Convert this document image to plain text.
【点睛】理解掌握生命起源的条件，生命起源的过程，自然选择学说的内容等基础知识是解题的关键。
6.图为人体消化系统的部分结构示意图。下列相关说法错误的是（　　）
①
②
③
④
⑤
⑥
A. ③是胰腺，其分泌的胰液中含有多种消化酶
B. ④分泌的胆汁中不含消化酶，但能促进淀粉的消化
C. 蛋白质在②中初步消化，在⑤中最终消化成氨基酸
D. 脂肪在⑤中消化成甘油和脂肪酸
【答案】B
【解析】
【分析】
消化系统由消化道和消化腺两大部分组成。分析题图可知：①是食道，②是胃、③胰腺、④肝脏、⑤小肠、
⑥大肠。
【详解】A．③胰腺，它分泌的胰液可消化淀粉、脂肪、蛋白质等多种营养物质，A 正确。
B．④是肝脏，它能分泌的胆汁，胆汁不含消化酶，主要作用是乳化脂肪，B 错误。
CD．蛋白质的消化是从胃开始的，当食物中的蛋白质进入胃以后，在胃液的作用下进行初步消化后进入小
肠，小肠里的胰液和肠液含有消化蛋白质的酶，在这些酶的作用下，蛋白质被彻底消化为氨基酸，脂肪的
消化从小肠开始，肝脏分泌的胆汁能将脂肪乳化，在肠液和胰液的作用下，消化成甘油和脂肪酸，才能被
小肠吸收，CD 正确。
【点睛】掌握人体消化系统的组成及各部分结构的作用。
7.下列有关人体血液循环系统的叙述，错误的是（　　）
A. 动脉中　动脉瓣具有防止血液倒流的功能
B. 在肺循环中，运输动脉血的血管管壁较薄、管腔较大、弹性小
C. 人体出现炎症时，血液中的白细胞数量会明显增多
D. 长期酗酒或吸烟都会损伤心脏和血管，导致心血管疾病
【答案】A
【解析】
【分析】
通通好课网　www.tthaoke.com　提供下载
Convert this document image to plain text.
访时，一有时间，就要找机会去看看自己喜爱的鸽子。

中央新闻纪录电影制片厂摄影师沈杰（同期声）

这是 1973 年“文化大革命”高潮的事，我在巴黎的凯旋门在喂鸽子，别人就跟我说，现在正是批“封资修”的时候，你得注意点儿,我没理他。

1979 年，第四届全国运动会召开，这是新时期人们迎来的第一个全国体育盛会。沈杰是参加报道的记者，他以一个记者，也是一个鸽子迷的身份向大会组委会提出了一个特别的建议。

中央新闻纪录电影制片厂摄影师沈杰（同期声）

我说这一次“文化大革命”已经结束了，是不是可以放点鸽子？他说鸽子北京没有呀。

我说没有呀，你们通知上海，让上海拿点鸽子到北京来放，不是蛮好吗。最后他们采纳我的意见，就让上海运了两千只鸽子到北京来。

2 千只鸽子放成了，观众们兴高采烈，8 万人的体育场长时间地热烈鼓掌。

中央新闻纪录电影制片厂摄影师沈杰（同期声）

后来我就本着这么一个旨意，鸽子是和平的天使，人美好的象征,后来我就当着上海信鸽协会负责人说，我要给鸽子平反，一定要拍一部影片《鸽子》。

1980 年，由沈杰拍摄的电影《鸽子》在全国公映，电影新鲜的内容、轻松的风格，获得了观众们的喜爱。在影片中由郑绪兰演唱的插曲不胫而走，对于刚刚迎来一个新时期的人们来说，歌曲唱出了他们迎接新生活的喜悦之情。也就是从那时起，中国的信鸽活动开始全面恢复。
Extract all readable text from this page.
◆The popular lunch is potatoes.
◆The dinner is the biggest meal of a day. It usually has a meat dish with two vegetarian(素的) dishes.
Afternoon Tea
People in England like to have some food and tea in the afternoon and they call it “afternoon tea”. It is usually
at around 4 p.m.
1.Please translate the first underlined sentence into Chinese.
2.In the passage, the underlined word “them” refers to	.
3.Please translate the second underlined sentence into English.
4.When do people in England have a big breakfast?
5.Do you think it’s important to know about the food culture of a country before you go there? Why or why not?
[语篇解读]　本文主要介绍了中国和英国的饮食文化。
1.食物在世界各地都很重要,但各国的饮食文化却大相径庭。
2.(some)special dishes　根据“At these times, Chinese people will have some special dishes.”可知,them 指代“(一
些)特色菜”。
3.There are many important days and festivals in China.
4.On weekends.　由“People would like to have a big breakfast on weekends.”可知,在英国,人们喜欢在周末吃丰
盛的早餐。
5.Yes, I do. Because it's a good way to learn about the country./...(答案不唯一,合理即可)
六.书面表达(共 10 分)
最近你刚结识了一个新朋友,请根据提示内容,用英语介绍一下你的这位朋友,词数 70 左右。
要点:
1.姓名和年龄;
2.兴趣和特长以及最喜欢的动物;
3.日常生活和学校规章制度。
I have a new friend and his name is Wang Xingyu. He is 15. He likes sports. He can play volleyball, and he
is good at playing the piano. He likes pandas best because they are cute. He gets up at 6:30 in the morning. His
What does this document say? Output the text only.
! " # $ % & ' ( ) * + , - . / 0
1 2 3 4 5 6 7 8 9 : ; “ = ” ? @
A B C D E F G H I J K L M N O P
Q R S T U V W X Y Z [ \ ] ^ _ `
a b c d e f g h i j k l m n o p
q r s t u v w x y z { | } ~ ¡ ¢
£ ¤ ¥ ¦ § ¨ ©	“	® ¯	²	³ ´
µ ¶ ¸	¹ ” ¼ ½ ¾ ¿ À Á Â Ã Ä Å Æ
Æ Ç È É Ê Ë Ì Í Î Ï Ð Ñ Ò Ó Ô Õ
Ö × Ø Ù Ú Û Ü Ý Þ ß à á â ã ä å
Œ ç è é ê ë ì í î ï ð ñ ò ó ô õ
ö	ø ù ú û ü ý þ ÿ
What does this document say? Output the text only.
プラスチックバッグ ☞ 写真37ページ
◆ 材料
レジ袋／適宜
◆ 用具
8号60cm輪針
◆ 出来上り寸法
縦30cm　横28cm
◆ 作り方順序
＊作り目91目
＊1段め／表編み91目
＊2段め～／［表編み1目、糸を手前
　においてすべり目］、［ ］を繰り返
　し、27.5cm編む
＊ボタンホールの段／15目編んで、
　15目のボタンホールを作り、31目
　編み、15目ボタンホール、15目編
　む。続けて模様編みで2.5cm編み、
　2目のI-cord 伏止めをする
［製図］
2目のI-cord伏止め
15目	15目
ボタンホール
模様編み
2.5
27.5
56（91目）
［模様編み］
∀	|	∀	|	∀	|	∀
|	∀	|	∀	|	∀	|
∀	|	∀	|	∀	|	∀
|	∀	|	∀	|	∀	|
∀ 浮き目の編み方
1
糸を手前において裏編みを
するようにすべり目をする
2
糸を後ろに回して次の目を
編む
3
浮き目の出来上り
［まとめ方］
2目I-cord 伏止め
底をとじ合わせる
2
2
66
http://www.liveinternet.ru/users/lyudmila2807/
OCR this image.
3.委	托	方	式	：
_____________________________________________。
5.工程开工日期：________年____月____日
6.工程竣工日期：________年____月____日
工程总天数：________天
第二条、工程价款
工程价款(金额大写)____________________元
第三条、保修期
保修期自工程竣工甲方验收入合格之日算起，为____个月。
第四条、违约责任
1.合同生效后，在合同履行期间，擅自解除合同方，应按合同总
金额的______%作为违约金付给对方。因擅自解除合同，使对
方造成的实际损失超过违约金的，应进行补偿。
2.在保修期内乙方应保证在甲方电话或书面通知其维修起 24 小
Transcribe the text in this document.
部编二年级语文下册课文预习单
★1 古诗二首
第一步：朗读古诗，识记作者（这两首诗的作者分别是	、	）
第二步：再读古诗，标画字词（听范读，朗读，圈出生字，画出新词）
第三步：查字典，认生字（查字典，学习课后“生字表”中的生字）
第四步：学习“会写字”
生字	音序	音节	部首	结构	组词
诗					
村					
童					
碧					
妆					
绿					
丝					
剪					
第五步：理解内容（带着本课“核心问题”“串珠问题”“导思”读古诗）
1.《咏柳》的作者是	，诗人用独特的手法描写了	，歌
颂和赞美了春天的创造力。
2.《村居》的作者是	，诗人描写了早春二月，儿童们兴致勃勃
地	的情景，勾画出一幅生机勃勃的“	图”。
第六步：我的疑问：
■ ■ ■
### Work required
Count how many lines hold the string "dishes" and give that number alone.

### Output below
2